## WORK TO DO
Restate the material word for word and leave out anything that is a picture.

· · · · ·

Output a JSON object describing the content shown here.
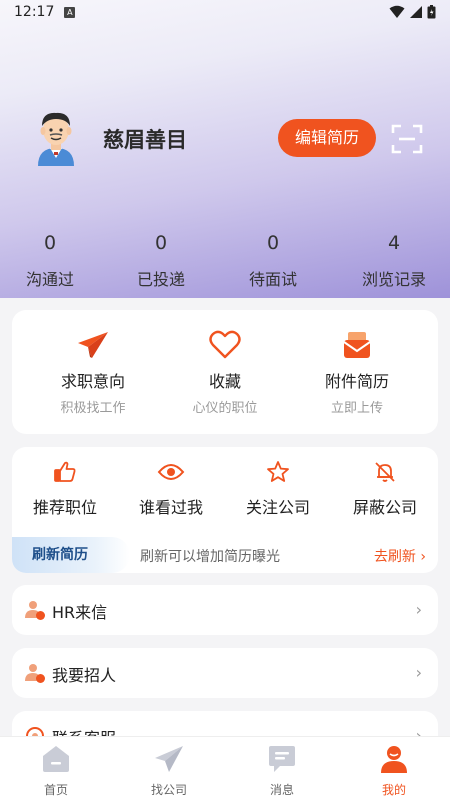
{
  "status_bar": {
    "time": "12:17"
  },
  "profile": {
    "name": "慈眉善目",
    "edit_label": "编辑简历"
  },
  "stats": [
    {
      "num": "0",
      "label": "沟通过"
    },
    {
      "num": "0",
      "label": "已投递"
    },
    {
      "num": "0",
      "label": "待面试"
    },
    {
      "num": "4",
      "label": "浏览记录"
    }
  ],
  "main_tools": [
    {
      "title": "求职意向",
      "sub": "积极找工作"
    },
    {
      "title": "收藏",
      "sub": "心仪的职位"
    },
    {
      "title": "附件简历",
      "sub": "立即上传"
    }
  ],
  "sub_tools": [
    {
      "title": "推荐职位"
    },
    {
      "title": "谁看过我"
    },
    {
      "title": "关注公司"
    },
    {
      "title": "屏蔽公司"
    }
  ],
  "refresh": {
    "tag": "刷新简历",
    "desc": "刷新可以增加简历曝光",
    "action": "去刷新 ›"
  },
  "rows": [
    {
      "label": "HR来信"
    },
    {
      "label": "我要招人"
    },
    {
      "label": "联系客服"
    }
  ],
  "tabs": [
    {
      "label": "首页"
    },
    {
      "label": "找公司"
    },
    {
      "label": "消息"
    },
    {
      "label": "我的"
    }
  ],
  "colors": {
    "accent": "#f0531f",
    "refresh_text": "#1e4f8a"
  }
}
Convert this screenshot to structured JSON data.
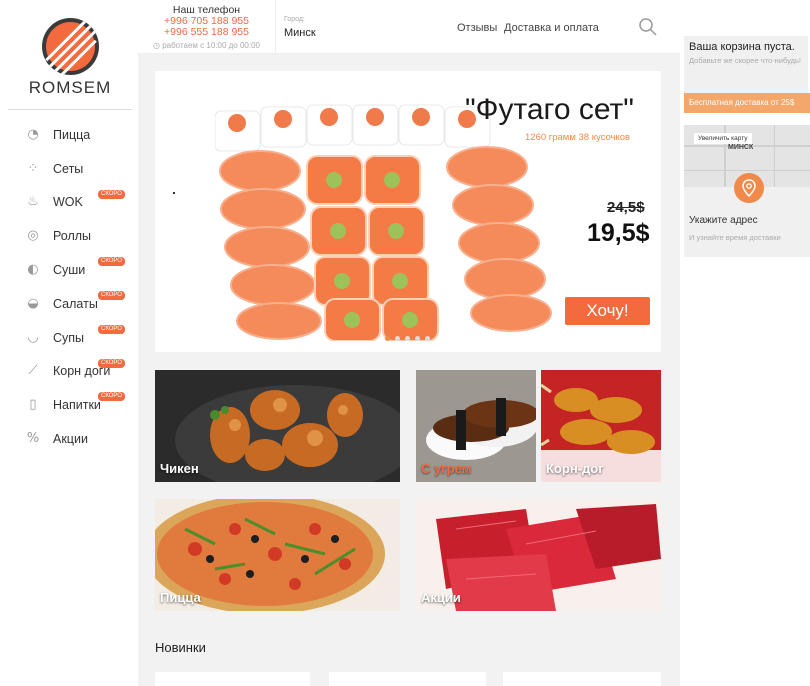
{
  "brand": {
    "name": "ROMSEM"
  },
  "header": {
    "phone_title": "Наш телефон",
    "phones": [
      "+996 705 188 955",
      "+996 555 188 955"
    ],
    "hours": "работаем с 10:00 до 00:00",
    "city_label": "Город:",
    "city_value": "Минск",
    "links": [
      "Отзывы",
      "Доставка и оплата"
    ]
  },
  "sidebar": {
    "items": [
      {
        "label": "Пицца",
        "badge": ""
      },
      {
        "label": "Сеты",
        "badge": ""
      },
      {
        "label": "WOK",
        "badge": "СКОРО"
      },
      {
        "label": "Роллы",
        "badge": ""
      },
      {
        "label": "Суши",
        "badge": "СКОРО"
      },
      {
        "label": "Салаты",
        "badge": "СКОРО"
      },
      {
        "label": "Супы",
        "badge": "СКОРО"
      },
      {
        "label": "Корн доги",
        "badge": "СКОРО"
      },
      {
        "label": "Напитки",
        "badge": "СКОРО"
      },
      {
        "label": "Акции",
        "badge": ""
      }
    ]
  },
  "cart": {
    "title": "Ваша корзина пуста.",
    "subtitle": "Добавьте же скорее что-нибудь!",
    "free_delivery": "Бесплатная доставка от 25$"
  },
  "map": {
    "button": "Увеличить карту",
    "city_label": "МИНСК",
    "title": "Укажите адрес",
    "subtitle": "И узнайте время доставки"
  },
  "banner": {
    "title": "\"Футаго сет\"",
    "subtitle": "1260 грамм 38 кусочков",
    "old_price": "24,5$",
    "new_price": "19,5$",
    "cta": "Хочу!"
  },
  "tiles": [
    "Чикен",
    "С угрем",
    "Корн-дог",
    "Пицца",
    "Акции"
  ],
  "new_section": {
    "title": "Новинки"
  },
  "colors": {
    "accent": "#f26a3d",
    "accent_light": "#f4a76b"
  }
}
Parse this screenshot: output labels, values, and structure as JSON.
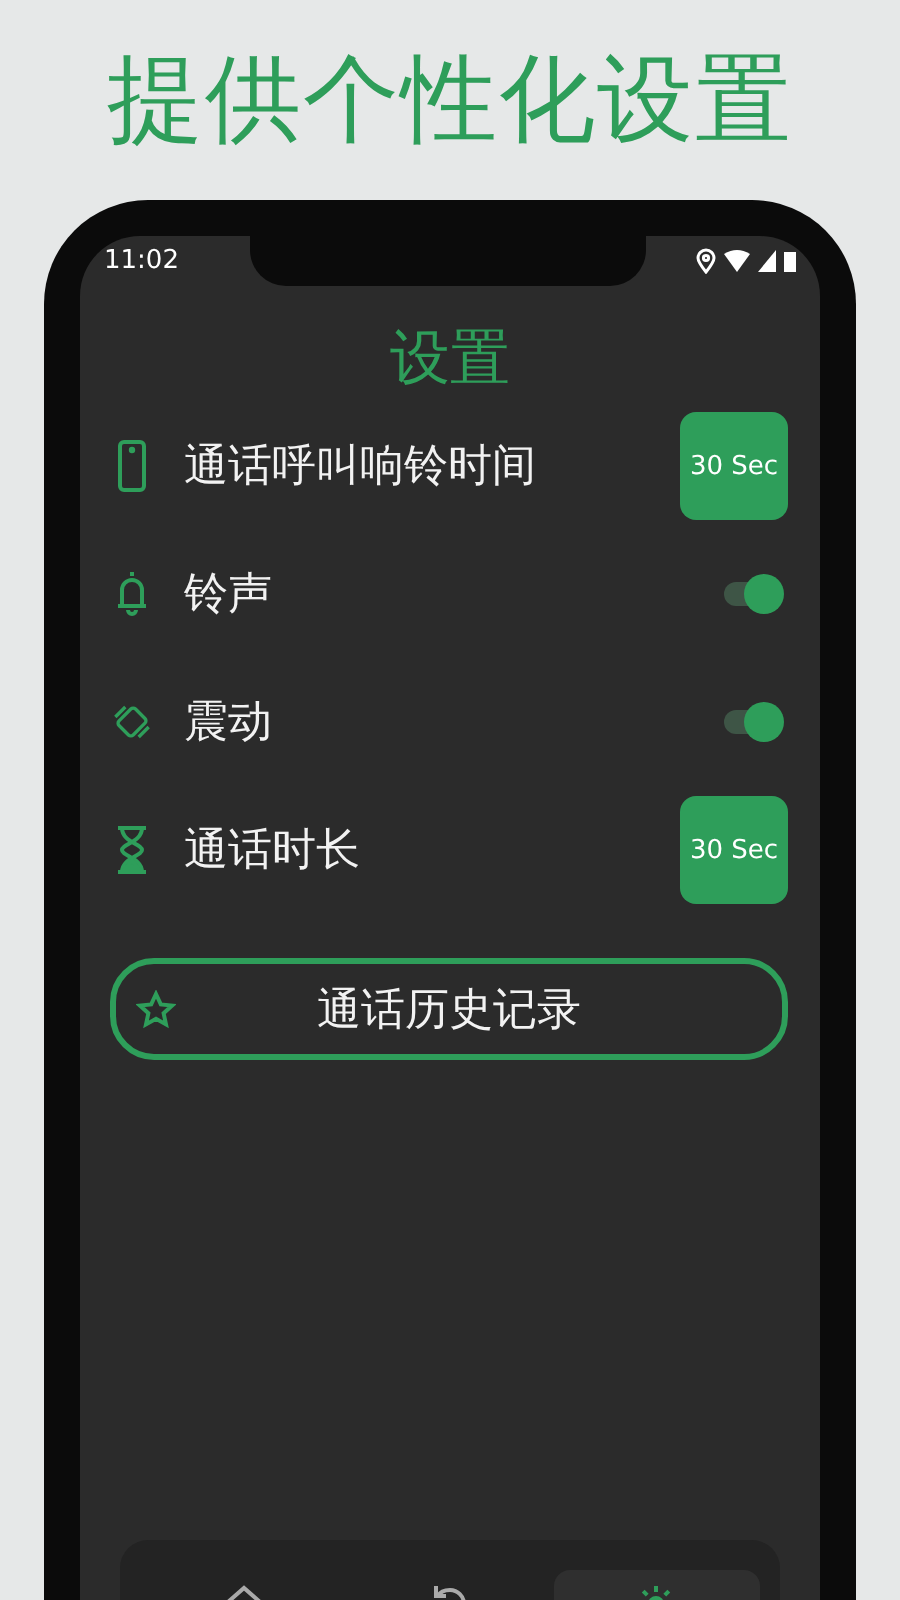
{
  "headline": "提供个性化设置",
  "status_bar": {
    "time": "11:02"
  },
  "screen": {
    "title": "设置",
    "settings": [
      {
        "kind": "value",
        "label": "通话呼叫响铃时间",
        "value": "30 Sec"
      },
      {
        "kind": "toggle",
        "label": "铃声",
        "on": true
      },
      {
        "kind": "toggle",
        "label": "震动",
        "on": true
      },
      {
        "kind": "value",
        "label": "通话时长",
        "value": "30 Sec"
      }
    ],
    "history_button": {
      "label": "通话历史记录"
    },
    "nav": [
      {
        "selected": false
      },
      {
        "selected": false
      },
      {
        "selected": true
      }
    ]
  }
}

· · · · ·

## THE COMPLETED TASK
Output a JSON object describing the content shown here.
{
  "status_bar": {
    "time": "12:17"
  },
  "profile": {
    "name": "慈眉善目",
    "edit_label": "编辑简历"
  },
  "stats": [
    {
      "num": "0",
      "label": "沟通过"
    },
    {
      "num": "0",
      "label": "已投递"
    },
    {
      "num": "0",
      "label": "待面试"
    },
    {
      "num": "4",
      "label": "浏览记录"
    }
  ],
  "main_tools": [
    {
      "title": "求职意向",
      "sub": "积极找工作"
    },
    {
      "title": "收藏",
      "sub": "心仪的职位"
    },
    {
      "title": "附件简历",
      "sub": "立即上传"
    }
  ],
  "sub_tools": [
    {
      "title": "推荐职位"
    },
    {
      "title": "谁看过我"
    },
    {
      "title": "关注公司"
    },
    {
      "title": "屏蔽公司"
    }
  ],
  "refresh": {
    "tag": "刷新简历",
    "desc": "刷新可以增加简历曝光",
    "action": "去刷新 ›"
  },
  "rows": [
    {
      "label": "HR来信"
    },
    {
      "label": "我要招人"
    },
    {
      "label": "联系客服"
    }
  ],
  "tabs": [
    {
      "label": "首页"
    },
    {
      "label": "找公司"
    },
    {
      "label": "消息"
    },
    {
      "label": "我的"
    }
  ],
  "colors": {
    "accent": "#f0531f",
    "refresh_text": "#1e4f8a"
  }
}
Convert this screenshot to structured JSON data.
{
  "brand": {
    "name": "ROMSEM"
  },
  "header": {
    "phone_title": "Наш телефон",
    "phones": [
      "+996 705 188 955",
      "+996 555 188 955"
    ],
    "hours": "работаем с 10:00 до 00:00",
    "city_label": "Город:",
    "city_value": "Минск",
    "links": [
      "Отзывы",
      "Доставка и оплата"
    ]
  },
  "sidebar": {
    "items": [
      {
        "label": "Пицца",
        "badge": ""
      },
      {
        "label": "Сеты",
        "badge": ""
      },
      {
        "label": "WOK",
        "badge": "СКОРО"
      },
      {
        "label": "Роллы",
        "badge": ""
      },
      {
        "label": "Суши",
        "badge": "СКОРО"
      },
      {
        "label": "Салаты",
        "badge": "СКОРО"
      },
      {
        "label": "Супы",
        "badge": "СКОРО"
      },
      {
        "label": "Корн доги",
        "badge": "СКОРО"
      },
      {
        "label": "Напитки",
        "badge": "СКОРО"
      },
      {
        "label": "Акции",
        "badge": ""
      }
    ]
  },
  "cart": {
    "title": "Ваша корзина пуста.",
    "subtitle": "Добавьте же скорее что-нибудь!",
    "free_delivery": "Бесплатная доставка от 25$"
  },
  "map": {
    "button": "Увеличить карту",
    "city_label": "МИНСК",
    "title": "Укажите адрес",
    "subtitle": "И узнайте время доставки"
  },
  "banner": {
    "title": "\"Футаго сет\"",
    "subtitle": "1260 грамм 38 кусочков",
    "old_price": "24,5$",
    "new_price": "19,5$",
    "cta": "Хочу!"
  },
  "tiles": [
    "Чикен",
    "С угрем",
    "Корн-дог",
    "Пицца",
    "Акции"
  ],
  "new_section": {
    "title": "Новинки"
  },
  "colors": {
    "accent": "#f26a3d",
    "accent_light": "#f4a76b"
  }
}
Parse this screenshot: output labels, values, and structure as JSON.
{
  "headline": "提供个性化设置",
  "status_bar": {
    "time": "11:02"
  },
  "screen": {
    "title": "设置",
    "settings": [
      {
        "kind": "value",
        "label": "通话呼叫响铃时间",
        "value": "30 Sec"
      },
      {
        "kind": "toggle",
        "label": "铃声",
        "on": true
      },
      {
        "kind": "toggle",
        "label": "震动",
        "on": true
      },
      {
        "kind": "value",
        "label": "通话时长",
        "value": "30 Sec"
      }
    ],
    "history_button": {
      "label": "通话历史记录"
    },
    "nav": [
      {
        "selected": false
      },
      {
        "selected": false
      },
      {
        "selected": true
      }
    ]
  }
}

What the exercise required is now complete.